### Excerpts from a figure dataset
◆ ◆ ◆

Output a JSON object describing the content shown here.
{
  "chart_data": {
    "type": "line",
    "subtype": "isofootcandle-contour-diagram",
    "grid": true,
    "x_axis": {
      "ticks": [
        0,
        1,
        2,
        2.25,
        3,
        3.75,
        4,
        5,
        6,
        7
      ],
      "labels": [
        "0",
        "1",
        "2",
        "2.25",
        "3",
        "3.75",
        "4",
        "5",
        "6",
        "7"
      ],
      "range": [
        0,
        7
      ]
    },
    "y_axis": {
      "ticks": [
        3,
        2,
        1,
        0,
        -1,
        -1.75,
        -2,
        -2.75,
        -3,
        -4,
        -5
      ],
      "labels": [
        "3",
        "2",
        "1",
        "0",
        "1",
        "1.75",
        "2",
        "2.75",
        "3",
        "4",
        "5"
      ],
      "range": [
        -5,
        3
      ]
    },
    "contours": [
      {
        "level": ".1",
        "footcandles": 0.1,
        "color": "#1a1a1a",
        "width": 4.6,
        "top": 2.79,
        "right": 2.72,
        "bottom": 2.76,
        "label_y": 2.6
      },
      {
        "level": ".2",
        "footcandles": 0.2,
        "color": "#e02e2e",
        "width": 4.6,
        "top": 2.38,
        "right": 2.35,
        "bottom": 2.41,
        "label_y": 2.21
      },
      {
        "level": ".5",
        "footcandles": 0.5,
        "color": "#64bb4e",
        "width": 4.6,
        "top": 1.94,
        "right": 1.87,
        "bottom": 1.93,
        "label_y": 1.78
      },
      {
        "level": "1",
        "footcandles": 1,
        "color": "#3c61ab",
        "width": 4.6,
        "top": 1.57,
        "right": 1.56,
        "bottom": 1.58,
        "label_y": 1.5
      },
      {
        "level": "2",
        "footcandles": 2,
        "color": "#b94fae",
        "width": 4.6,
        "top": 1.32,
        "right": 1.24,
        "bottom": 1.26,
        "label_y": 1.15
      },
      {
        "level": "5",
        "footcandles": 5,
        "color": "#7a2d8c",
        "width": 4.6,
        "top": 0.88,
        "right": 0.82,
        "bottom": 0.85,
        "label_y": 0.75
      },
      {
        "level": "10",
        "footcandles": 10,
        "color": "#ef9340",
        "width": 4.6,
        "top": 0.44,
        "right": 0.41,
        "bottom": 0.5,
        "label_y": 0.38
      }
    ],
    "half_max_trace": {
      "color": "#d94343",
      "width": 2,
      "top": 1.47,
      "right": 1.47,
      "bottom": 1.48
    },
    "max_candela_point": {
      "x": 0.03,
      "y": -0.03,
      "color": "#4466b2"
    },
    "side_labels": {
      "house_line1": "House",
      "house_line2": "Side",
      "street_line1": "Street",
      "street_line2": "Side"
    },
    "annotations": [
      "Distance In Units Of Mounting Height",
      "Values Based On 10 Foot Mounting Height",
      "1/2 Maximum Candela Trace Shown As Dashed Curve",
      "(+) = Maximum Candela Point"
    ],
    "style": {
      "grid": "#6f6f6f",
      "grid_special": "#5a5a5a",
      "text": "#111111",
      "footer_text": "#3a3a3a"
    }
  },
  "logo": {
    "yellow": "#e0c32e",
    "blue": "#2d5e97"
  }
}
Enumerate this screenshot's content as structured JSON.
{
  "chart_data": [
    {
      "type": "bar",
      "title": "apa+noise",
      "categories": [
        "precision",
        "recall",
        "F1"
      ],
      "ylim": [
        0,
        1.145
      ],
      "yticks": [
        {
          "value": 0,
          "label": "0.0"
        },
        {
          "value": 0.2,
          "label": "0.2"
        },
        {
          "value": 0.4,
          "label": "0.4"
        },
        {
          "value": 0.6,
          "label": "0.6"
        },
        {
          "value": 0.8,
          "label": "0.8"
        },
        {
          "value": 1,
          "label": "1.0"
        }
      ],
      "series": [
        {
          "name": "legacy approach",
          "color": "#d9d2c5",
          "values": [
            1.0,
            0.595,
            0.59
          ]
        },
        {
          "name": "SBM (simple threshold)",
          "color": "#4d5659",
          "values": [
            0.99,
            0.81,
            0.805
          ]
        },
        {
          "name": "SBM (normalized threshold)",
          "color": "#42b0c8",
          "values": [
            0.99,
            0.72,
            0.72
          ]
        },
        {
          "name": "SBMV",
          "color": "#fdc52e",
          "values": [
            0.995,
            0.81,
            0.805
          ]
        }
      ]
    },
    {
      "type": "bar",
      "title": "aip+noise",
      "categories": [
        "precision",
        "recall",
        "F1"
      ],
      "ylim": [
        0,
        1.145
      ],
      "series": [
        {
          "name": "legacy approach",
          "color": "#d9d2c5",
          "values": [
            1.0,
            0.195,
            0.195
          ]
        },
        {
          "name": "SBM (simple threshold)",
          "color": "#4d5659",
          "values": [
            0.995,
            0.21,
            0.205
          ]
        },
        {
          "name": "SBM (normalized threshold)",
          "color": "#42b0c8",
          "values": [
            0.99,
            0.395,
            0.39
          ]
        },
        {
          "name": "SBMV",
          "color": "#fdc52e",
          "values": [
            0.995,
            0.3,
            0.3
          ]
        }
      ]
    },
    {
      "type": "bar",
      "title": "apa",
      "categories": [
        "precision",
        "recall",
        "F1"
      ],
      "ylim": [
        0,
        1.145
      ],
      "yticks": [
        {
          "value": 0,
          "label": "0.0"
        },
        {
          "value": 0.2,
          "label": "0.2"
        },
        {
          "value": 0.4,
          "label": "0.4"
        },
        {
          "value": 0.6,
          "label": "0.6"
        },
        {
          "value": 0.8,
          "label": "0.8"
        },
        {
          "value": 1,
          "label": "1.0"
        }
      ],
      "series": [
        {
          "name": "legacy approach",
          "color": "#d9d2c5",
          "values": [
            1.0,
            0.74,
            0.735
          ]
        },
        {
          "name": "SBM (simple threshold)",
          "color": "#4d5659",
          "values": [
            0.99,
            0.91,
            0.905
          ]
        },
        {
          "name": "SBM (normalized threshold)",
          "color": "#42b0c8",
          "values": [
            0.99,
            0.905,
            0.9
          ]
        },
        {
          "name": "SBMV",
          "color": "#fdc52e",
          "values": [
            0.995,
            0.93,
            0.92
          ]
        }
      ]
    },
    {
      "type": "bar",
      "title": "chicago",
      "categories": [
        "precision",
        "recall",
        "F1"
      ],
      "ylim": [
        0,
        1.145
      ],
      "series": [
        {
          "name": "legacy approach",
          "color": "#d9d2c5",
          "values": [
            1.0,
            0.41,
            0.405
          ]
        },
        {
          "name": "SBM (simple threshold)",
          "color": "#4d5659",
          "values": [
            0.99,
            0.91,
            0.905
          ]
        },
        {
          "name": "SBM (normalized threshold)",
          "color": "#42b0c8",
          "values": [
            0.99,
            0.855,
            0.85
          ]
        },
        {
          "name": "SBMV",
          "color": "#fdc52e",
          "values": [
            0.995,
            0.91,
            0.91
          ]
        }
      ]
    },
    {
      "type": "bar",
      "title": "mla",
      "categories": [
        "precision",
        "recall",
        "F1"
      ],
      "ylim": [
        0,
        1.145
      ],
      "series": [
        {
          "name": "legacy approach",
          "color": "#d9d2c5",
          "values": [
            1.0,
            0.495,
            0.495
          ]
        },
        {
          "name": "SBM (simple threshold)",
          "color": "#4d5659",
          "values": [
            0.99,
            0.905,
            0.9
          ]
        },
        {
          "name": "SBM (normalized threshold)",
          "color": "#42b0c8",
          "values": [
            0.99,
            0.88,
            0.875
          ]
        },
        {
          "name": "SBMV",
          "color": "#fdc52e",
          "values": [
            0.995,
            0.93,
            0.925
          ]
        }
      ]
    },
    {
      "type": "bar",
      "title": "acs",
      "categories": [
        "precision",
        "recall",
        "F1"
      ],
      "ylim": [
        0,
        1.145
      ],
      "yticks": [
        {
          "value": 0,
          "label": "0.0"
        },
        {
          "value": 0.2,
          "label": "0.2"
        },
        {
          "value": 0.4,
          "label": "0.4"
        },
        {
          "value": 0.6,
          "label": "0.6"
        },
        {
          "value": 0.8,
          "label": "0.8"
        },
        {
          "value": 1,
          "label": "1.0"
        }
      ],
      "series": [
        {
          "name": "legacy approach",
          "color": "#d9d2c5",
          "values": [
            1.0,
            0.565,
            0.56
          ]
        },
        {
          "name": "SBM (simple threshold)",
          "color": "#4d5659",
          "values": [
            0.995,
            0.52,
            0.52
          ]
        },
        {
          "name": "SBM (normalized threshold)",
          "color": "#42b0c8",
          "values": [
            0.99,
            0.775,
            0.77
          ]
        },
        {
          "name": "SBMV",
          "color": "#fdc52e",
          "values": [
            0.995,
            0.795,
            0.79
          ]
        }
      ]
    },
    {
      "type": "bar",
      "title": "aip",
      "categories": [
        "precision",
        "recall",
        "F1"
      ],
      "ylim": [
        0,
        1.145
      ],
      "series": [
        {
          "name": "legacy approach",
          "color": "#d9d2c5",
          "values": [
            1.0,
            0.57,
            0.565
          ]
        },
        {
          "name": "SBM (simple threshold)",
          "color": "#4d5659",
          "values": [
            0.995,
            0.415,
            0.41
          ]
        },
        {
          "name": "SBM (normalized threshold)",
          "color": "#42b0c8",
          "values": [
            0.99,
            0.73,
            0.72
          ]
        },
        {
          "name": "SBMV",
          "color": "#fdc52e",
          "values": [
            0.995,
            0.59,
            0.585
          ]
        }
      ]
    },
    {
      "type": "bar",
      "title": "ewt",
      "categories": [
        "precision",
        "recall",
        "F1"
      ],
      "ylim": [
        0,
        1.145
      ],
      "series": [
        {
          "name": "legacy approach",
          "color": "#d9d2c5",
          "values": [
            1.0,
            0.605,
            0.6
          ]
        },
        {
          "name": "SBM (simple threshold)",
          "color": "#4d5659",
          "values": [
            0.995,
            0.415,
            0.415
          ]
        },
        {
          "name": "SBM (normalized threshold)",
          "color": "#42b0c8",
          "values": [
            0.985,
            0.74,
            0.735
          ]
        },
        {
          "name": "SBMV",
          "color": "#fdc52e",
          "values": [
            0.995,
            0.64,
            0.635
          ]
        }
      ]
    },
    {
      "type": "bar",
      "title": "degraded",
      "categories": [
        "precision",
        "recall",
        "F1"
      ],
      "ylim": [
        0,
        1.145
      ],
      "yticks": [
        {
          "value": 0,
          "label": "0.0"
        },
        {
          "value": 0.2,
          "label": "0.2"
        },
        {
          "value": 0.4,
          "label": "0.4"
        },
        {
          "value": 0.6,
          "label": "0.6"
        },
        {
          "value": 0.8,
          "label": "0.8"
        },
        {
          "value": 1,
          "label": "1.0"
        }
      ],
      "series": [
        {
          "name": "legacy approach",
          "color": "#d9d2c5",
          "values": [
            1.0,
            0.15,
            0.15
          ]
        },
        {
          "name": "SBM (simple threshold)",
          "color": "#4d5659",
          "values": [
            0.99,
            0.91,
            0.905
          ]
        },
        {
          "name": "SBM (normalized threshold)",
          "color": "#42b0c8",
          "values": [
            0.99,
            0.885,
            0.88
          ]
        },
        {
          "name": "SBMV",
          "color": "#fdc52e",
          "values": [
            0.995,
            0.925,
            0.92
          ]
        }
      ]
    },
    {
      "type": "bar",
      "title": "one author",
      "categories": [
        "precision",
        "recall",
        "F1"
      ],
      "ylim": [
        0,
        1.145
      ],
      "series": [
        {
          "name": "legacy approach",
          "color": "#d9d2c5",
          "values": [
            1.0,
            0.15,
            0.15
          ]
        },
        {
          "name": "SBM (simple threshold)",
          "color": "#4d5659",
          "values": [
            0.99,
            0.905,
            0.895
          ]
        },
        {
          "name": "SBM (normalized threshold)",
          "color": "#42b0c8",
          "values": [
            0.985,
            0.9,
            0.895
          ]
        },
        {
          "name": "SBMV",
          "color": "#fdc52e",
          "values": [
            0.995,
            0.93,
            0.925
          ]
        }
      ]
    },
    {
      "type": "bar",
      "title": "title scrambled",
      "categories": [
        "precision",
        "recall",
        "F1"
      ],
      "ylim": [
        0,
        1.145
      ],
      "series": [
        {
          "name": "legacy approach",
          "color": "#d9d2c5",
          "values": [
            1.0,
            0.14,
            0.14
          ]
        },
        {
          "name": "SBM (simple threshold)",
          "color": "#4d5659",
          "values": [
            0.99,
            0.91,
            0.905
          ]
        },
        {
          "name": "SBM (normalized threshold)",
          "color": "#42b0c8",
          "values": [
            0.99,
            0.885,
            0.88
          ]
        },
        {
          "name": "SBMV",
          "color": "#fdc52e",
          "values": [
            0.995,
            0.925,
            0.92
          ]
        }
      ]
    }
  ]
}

◆ ◆ ◆

### STATED EXERCISE
Within the listing above, copy each line that has the string "JSON".

### TASK RESPONSE
Output a JSON object describing the content shown here.
Enumerate this screenshot's content as structured JSON.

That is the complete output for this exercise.